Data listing
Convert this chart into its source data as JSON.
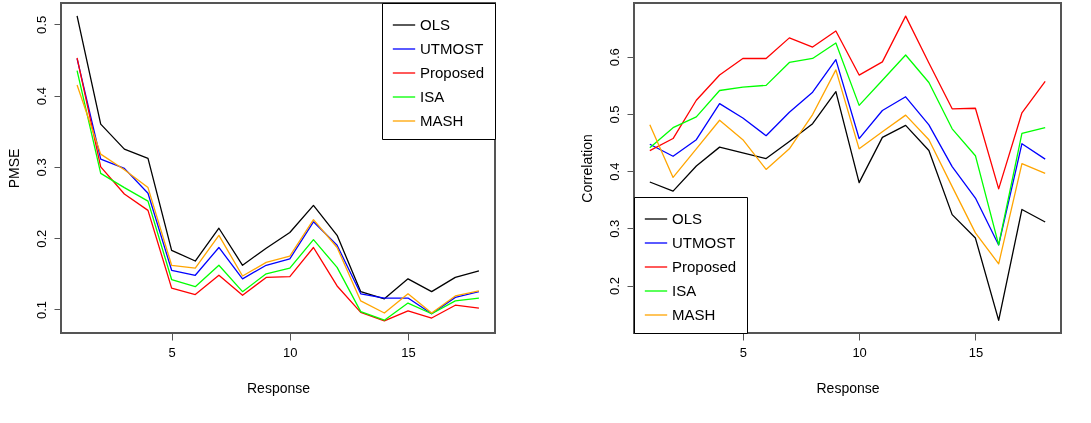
{
  "chart_data": [
    {
      "type": "line",
      "xlabel": "Response",
      "ylabel": "PMSE",
      "x": [
        1,
        2,
        3,
        4,
        5,
        6,
        7,
        8,
        9,
        10,
        11,
        12,
        13,
        14,
        15,
        16,
        17,
        18
      ],
      "xlim": [
        0.32,
        18.68
      ],
      "ylim": [
        0.067,
        0.53
      ],
      "xticks": [
        5,
        10,
        15
      ],
      "yticks": [
        0.1,
        0.2,
        0.3,
        0.4,
        0.5
      ],
      "legend": "top right",
      "series": [
        {
          "name": "OLS",
          "color": "#000000",
          "values": [
            0.512,
            0.36,
            0.325,
            0.312,
            0.183,
            0.168,
            0.214,
            0.162,
            0.186,
            0.208,
            0.246,
            0.204,
            0.125,
            0.115,
            0.143,
            0.125,
            0.145,
            0.154
          ]
        },
        {
          "name": "UTMOST",
          "color": "#0000ff",
          "values": [
            0.452,
            0.311,
            0.298,
            0.263,
            0.155,
            0.148,
            0.187,
            0.143,
            0.162,
            0.171,
            0.223,
            0.19,
            0.122,
            0.116,
            0.116,
            0.094,
            0.117,
            0.125
          ]
        },
        {
          "name": "Proposed",
          "color": "#ff0000",
          "values": [
            0.453,
            0.3,
            0.262,
            0.239,
            0.13,
            0.121,
            0.148,
            0.12,
            0.145,
            0.146,
            0.187,
            0.133,
            0.096,
            0.084,
            0.098,
            0.088,
            0.106,
            0.102
          ]
        },
        {
          "name": "ISA",
          "color": "#00ff00",
          "values": [
            0.435,
            0.291,
            0.271,
            0.252,
            0.142,
            0.132,
            0.162,
            0.125,
            0.15,
            0.158,
            0.198,
            0.159,
            0.097,
            0.085,
            0.109,
            0.094,
            0.112,
            0.116
          ]
        },
        {
          "name": "MASH",
          "color": "#ffa500",
          "values": [
            0.415,
            0.318,
            0.296,
            0.271,
            0.162,
            0.158,
            0.204,
            0.147,
            0.166,
            0.175,
            0.226,
            0.187,
            0.112,
            0.095,
            0.122,
            0.095,
            0.119,
            0.126
          ]
        }
      ]
    },
    {
      "type": "line",
      "xlabel": "Response",
      "ylabel": "Correlation",
      "x": [
        1,
        2,
        3,
        4,
        5,
        6,
        7,
        8,
        9,
        10,
        11,
        12,
        13,
        14,
        15,
        16,
        17,
        18
      ],
      "xlim": [
        0.32,
        18.68
      ],
      "ylim": [
        0.117,
        0.694
      ],
      "xticks": [
        5,
        10,
        15
      ],
      "yticks": [
        0.2,
        0.3,
        0.4,
        0.5,
        0.6
      ],
      "legend": "bottom left",
      "series": [
        {
          "name": "OLS",
          "color": "#000000",
          "values": [
            0.381,
            0.365,
            0.409,
            0.442,
            0.432,
            0.422,
            0.452,
            0.483,
            0.539,
            0.38,
            0.459,
            0.48,
            0.436,
            0.324,
            0.283,
            0.139,
            0.333,
            0.311
          ]
        },
        {
          "name": "UTMOST",
          "color": "#0000ff",
          "values": [
            0.447,
            0.426,
            0.455,
            0.518,
            0.493,
            0.462,
            0.503,
            0.538,
            0.595,
            0.457,
            0.506,
            0.53,
            0.481,
            0.408,
            0.353,
            0.271,
            0.448,
            0.421
          ]
        },
        {
          "name": "Proposed",
          "color": "#ff0000",
          "values": [
            0.436,
            0.457,
            0.524,
            0.568,
            0.597,
            0.597,
            0.633,
            0.617,
            0.645,
            0.568,
            0.591,
            0.671,
            0.589,
            0.509,
            0.51,
            0.369,
            0.502,
            0.557
          ]
        },
        {
          "name": "ISA",
          "color": "#00ff00",
          "values": [
            0.441,
            0.476,
            0.495,
            0.541,
            0.547,
            0.55,
            0.59,
            0.597,
            0.624,
            0.515,
            0.559,
            0.603,
            0.555,
            0.474,
            0.427,
            0.271,
            0.466,
            0.476
          ]
        },
        {
          "name": "MASH",
          "color": "#ffa500",
          "values": [
            0.481,
            0.389,
            0.439,
            0.489,
            0.455,
            0.403,
            0.439,
            0.499,
            0.577,
            0.439,
            0.469,
            0.498,
            0.455,
            0.373,
            0.292,
            0.238,
            0.413,
            0.396
          ]
        }
      ]
    }
  ]
}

**SET TASK**
Filter the entries down to the lines with the word "legend" in them.

**SOLUTION TO THE EXERCISE**
      "legend": "top right",
      "legend": "bottom left",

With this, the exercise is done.